§ YOUR GOAL:
Please retype the records below exactly, leaving out any pictures.

(Recorded data)
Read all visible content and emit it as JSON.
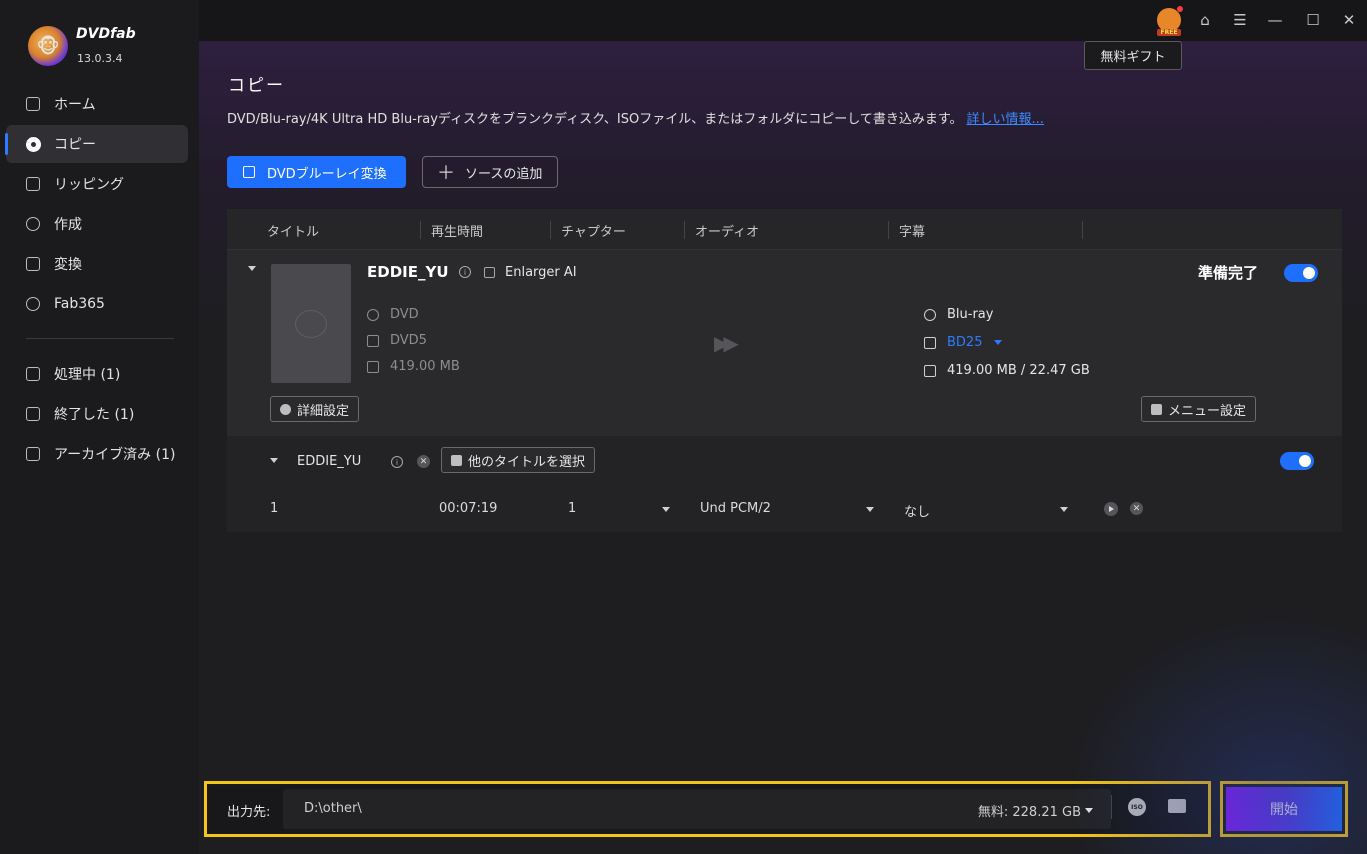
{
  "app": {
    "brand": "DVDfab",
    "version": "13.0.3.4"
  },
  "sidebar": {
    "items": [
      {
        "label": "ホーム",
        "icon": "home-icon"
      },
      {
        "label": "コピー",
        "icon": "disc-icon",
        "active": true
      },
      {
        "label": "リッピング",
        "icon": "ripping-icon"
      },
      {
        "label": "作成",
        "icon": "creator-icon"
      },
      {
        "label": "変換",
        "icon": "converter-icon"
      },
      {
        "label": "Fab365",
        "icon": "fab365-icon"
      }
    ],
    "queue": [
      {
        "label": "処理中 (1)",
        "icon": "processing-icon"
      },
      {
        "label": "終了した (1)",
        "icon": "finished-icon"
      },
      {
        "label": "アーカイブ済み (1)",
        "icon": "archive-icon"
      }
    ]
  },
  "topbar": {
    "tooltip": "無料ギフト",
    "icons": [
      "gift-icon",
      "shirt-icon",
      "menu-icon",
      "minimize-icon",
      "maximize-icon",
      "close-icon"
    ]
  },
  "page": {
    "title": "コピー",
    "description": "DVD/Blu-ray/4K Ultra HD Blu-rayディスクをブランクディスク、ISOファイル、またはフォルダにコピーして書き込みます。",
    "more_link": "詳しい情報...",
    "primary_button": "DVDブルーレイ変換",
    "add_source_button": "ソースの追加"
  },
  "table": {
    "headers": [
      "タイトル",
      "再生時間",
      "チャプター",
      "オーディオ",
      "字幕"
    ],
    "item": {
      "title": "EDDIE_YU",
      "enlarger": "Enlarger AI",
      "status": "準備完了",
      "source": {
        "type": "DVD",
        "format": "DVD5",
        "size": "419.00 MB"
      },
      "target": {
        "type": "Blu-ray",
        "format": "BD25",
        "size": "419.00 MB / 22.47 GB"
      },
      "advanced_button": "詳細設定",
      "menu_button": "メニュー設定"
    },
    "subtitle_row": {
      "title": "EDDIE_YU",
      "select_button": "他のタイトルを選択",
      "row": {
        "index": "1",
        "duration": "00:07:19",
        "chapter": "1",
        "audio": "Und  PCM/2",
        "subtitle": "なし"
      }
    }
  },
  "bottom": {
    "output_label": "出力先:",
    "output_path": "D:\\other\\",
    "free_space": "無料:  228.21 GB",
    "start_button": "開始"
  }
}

§ TASK OUTPUT:
Read all visible content and emit it as JSON.
{
  "app": {
    "brand": "DVDfab",
    "version": "13.0.3.4"
  },
  "sidebar": {
    "items": [
      {
        "label": "ホーム",
        "icon": "home-icon"
      },
      {
        "label": "コピー",
        "icon": "disc-icon",
        "active": true
      },
      {
        "label": "リッピング",
        "icon": "ripping-icon"
      },
      {
        "label": "作成",
        "icon": "creator-icon"
      },
      {
        "label": "変換",
        "icon": "converter-icon"
      },
      {
        "label": "Fab365",
        "icon": "fab365-icon"
      }
    ],
    "queue": [
      {
        "label": "処理中 (1)",
        "icon": "processing-icon"
      },
      {
        "label": "終了した (1)",
        "icon": "finished-icon"
      },
      {
        "label": "アーカイブ済み (1)",
        "icon": "archive-icon"
      }
    ]
  },
  "topbar": {
    "tooltip": "無料ギフト",
    "icons": [
      "gift-icon",
      "shirt-icon",
      "menu-icon",
      "minimize-icon",
      "maximize-icon",
      "close-icon"
    ]
  },
  "page": {
    "title": "コピー",
    "description": "DVD/Blu-ray/4K Ultra HD Blu-rayディスクをブランクディスク、ISOファイル、またはフォルダにコピーして書き込みます。",
    "more_link": "詳しい情報...",
    "primary_button": "DVDブルーレイ変換",
    "add_source_button": "ソースの追加"
  },
  "table": {
    "headers": [
      "タイトル",
      "再生時間",
      "チャプター",
      "オーディオ",
      "字幕"
    ],
    "item": {
      "title": "EDDIE_YU",
      "enlarger": "Enlarger AI",
      "status": "準備完了",
      "source": {
        "type": "DVD",
        "format": "DVD5",
        "size": "419.00 MB"
      },
      "target": {
        "type": "Blu-ray",
        "format": "BD25",
        "size": "419.00 MB / 22.47 GB"
      },
      "advanced_button": "詳細設定",
      "menu_button": "メニュー設定"
    },
    "subtitle_row": {
      "title": "EDDIE_YU",
      "select_button": "他のタイトルを選択",
      "row": {
        "index": "1",
        "duration": "00:07:19",
        "chapter": "1",
        "audio": "Und  PCM/2",
        "subtitle": "なし"
      }
    }
  },
  "bottom": {
    "output_label": "出力先:",
    "output_path": "D:\\other\\",
    "free_space": "無料:  228.21 GB",
    "start_button": "開始"
  }
}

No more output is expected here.